**WHAT THE TASK ASKS**: Exactly as written, please set down all of the entries again, with no pictures.

== EXERCISE MATERIAL

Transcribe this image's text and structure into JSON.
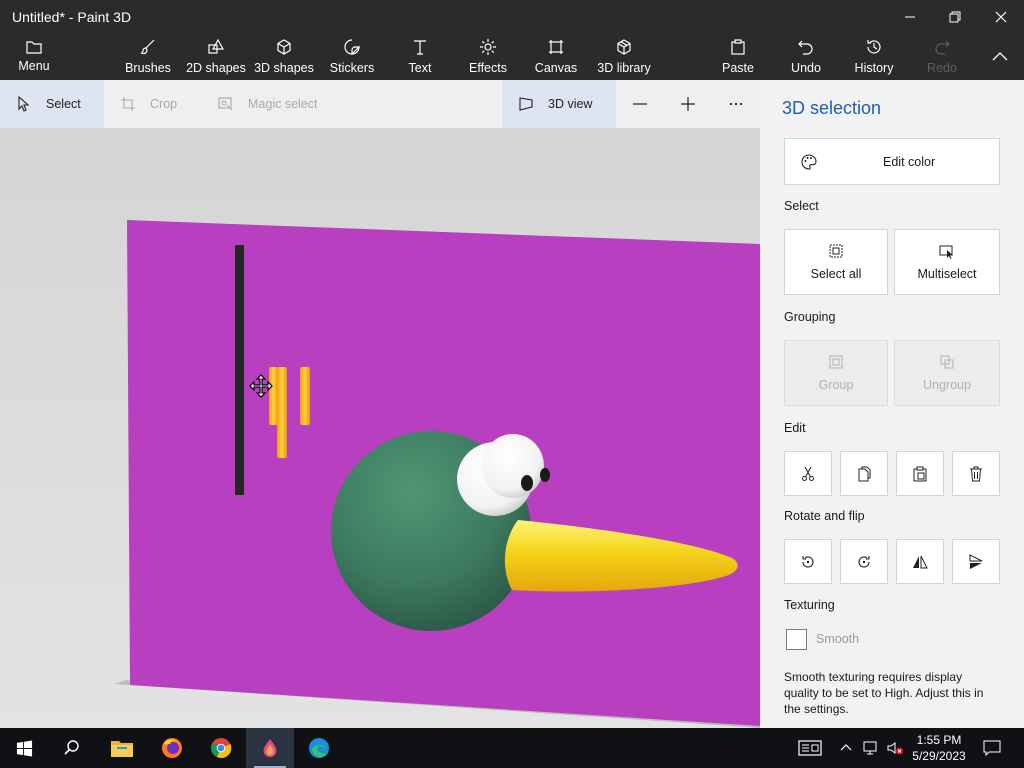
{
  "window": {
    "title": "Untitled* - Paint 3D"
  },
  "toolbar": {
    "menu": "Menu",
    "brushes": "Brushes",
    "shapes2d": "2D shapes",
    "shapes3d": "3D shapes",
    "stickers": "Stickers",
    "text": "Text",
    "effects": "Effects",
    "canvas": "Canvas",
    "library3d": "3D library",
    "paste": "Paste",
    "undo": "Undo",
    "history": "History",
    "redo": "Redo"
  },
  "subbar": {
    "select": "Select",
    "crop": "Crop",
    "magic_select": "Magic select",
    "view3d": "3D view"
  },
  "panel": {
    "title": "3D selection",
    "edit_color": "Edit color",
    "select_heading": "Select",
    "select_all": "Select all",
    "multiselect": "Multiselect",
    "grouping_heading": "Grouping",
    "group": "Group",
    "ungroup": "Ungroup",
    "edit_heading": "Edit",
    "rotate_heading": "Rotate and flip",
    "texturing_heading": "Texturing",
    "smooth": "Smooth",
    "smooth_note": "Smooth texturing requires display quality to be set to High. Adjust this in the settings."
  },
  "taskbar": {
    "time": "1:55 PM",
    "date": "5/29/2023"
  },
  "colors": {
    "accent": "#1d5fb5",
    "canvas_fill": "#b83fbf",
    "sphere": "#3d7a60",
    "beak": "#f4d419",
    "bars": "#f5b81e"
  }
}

====

**EXERCISE RESULT**:
Transcribe this image's text and structure into JSON.
{
  "window": {
    "title": "Untitled* - Paint 3D"
  },
  "toolbar": {
    "menu": "Menu",
    "brushes": "Brushes",
    "shapes2d": "2D shapes",
    "shapes3d": "3D shapes",
    "stickers": "Stickers",
    "text": "Text",
    "effects": "Effects",
    "canvas": "Canvas",
    "library3d": "3D library",
    "paste": "Paste",
    "undo": "Undo",
    "history": "History",
    "redo": "Redo"
  },
  "subbar": {
    "select": "Select",
    "crop": "Crop",
    "magic_select": "Magic select",
    "view3d": "3D view"
  },
  "panel": {
    "title": "3D selection",
    "edit_color": "Edit color",
    "select_heading": "Select",
    "select_all": "Select all",
    "multiselect": "Multiselect",
    "grouping_heading": "Grouping",
    "group": "Group",
    "ungroup": "Ungroup",
    "edit_heading": "Edit",
    "rotate_heading": "Rotate and flip",
    "texturing_heading": "Texturing",
    "smooth": "Smooth",
    "smooth_note": "Smooth texturing requires display quality to be set to High. Adjust this in the settings."
  },
  "taskbar": {
    "time": "1:55 PM",
    "date": "5/29/2023"
  },
  "colors": {
    "accent": "#1d5fb5",
    "canvas_fill": "#b83fbf",
    "sphere": "#3d7a60",
    "beak": "#f4d419",
    "bars": "#f5b81e"
  }
}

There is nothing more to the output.